Extract every record, exactly as written, and ignore the pictures.

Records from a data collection
* START *

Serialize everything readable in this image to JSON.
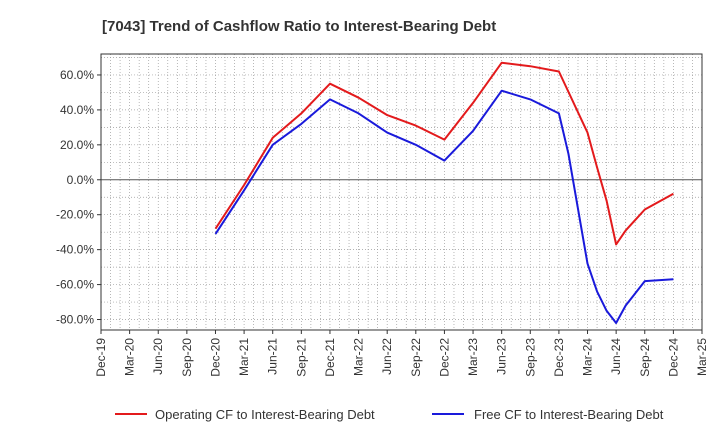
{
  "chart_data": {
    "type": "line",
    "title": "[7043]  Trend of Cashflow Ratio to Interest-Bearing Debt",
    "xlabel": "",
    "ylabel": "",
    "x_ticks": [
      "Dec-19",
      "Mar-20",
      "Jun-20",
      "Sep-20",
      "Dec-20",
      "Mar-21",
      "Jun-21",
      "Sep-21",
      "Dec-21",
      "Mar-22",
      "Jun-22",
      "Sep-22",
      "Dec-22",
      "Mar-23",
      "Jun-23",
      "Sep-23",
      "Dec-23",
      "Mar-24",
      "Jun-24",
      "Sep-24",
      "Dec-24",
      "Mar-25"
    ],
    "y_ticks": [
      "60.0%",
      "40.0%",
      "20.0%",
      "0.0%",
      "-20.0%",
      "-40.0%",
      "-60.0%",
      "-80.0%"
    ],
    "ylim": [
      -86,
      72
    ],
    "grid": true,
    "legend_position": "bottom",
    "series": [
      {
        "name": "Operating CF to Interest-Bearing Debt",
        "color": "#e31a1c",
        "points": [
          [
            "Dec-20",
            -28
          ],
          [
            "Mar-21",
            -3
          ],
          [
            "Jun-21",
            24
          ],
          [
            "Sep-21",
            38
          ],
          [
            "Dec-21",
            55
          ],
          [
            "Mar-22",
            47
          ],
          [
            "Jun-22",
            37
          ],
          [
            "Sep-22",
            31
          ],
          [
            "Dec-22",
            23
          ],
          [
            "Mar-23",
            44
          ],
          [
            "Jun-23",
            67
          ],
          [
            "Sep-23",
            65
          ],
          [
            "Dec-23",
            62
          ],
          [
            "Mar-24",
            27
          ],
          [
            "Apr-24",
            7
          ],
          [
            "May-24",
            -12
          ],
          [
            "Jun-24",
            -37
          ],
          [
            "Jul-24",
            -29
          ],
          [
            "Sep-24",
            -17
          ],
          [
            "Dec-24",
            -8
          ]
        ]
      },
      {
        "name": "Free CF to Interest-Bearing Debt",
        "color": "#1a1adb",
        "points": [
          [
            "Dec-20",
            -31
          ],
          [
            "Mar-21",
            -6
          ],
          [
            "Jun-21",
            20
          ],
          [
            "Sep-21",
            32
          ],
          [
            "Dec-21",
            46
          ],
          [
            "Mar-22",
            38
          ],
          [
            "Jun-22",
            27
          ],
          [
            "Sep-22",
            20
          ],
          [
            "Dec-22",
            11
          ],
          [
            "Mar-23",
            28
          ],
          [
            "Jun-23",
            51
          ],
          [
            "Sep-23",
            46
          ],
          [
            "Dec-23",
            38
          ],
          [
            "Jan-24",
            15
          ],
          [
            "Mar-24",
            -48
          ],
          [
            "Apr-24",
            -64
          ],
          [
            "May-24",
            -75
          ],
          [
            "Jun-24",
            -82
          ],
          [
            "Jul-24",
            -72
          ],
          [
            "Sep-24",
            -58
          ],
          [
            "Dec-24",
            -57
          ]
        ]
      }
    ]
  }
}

* END *

→ Exercise result:
Serialize everything readable in this image to JSON.
{
  "chart_data": {
    "type": "line",
    "title": "[7043]  Trend of Cashflow Ratio to Interest-Bearing Debt",
    "xlabel": "",
    "ylabel": "",
    "x_ticks": [
      "Dec-19",
      "Mar-20",
      "Jun-20",
      "Sep-20",
      "Dec-20",
      "Mar-21",
      "Jun-21",
      "Sep-21",
      "Dec-21",
      "Mar-22",
      "Jun-22",
      "Sep-22",
      "Dec-22",
      "Mar-23",
      "Jun-23",
      "Sep-23",
      "Dec-23",
      "Mar-24",
      "Jun-24",
      "Sep-24",
      "Dec-24",
      "Mar-25"
    ],
    "y_ticks": [
      "60.0%",
      "40.0%",
      "20.0%",
      "0.0%",
      "-20.0%",
      "-40.0%",
      "-60.0%",
      "-80.0%"
    ],
    "ylim": [
      -86,
      72
    ],
    "grid": true,
    "legend_position": "bottom",
    "series": [
      {
        "name": "Operating CF to Interest-Bearing Debt",
        "color": "#e31a1c",
        "points": [
          [
            "Dec-20",
            -28
          ],
          [
            "Mar-21",
            -3
          ],
          [
            "Jun-21",
            24
          ],
          [
            "Sep-21",
            38
          ],
          [
            "Dec-21",
            55
          ],
          [
            "Mar-22",
            47
          ],
          [
            "Jun-22",
            37
          ],
          [
            "Sep-22",
            31
          ],
          [
            "Dec-22",
            23
          ],
          [
            "Mar-23",
            44
          ],
          [
            "Jun-23",
            67
          ],
          [
            "Sep-23",
            65
          ],
          [
            "Dec-23",
            62
          ],
          [
            "Mar-24",
            27
          ],
          [
            "Apr-24",
            7
          ],
          [
            "May-24",
            -12
          ],
          [
            "Jun-24",
            -37
          ],
          [
            "Jul-24",
            -29
          ],
          [
            "Sep-24",
            -17
          ],
          [
            "Dec-24",
            -8
          ]
        ]
      },
      {
        "name": "Free CF to Interest-Bearing Debt",
        "color": "#1a1adb",
        "points": [
          [
            "Dec-20",
            -31
          ],
          [
            "Mar-21",
            -6
          ],
          [
            "Jun-21",
            20
          ],
          [
            "Sep-21",
            32
          ],
          [
            "Dec-21",
            46
          ],
          [
            "Mar-22",
            38
          ],
          [
            "Jun-22",
            27
          ],
          [
            "Sep-22",
            20
          ],
          [
            "Dec-22",
            11
          ],
          [
            "Mar-23",
            28
          ],
          [
            "Jun-23",
            51
          ],
          [
            "Sep-23",
            46
          ],
          [
            "Dec-23",
            38
          ],
          [
            "Jan-24",
            15
          ],
          [
            "Mar-24",
            -48
          ],
          [
            "Apr-24",
            -64
          ],
          [
            "May-24",
            -75
          ],
          [
            "Jun-24",
            -82
          ],
          [
            "Jul-24",
            -72
          ],
          [
            "Sep-24",
            -58
          ],
          [
            "Dec-24",
            -57
          ]
        ]
      }
    ]
  }
}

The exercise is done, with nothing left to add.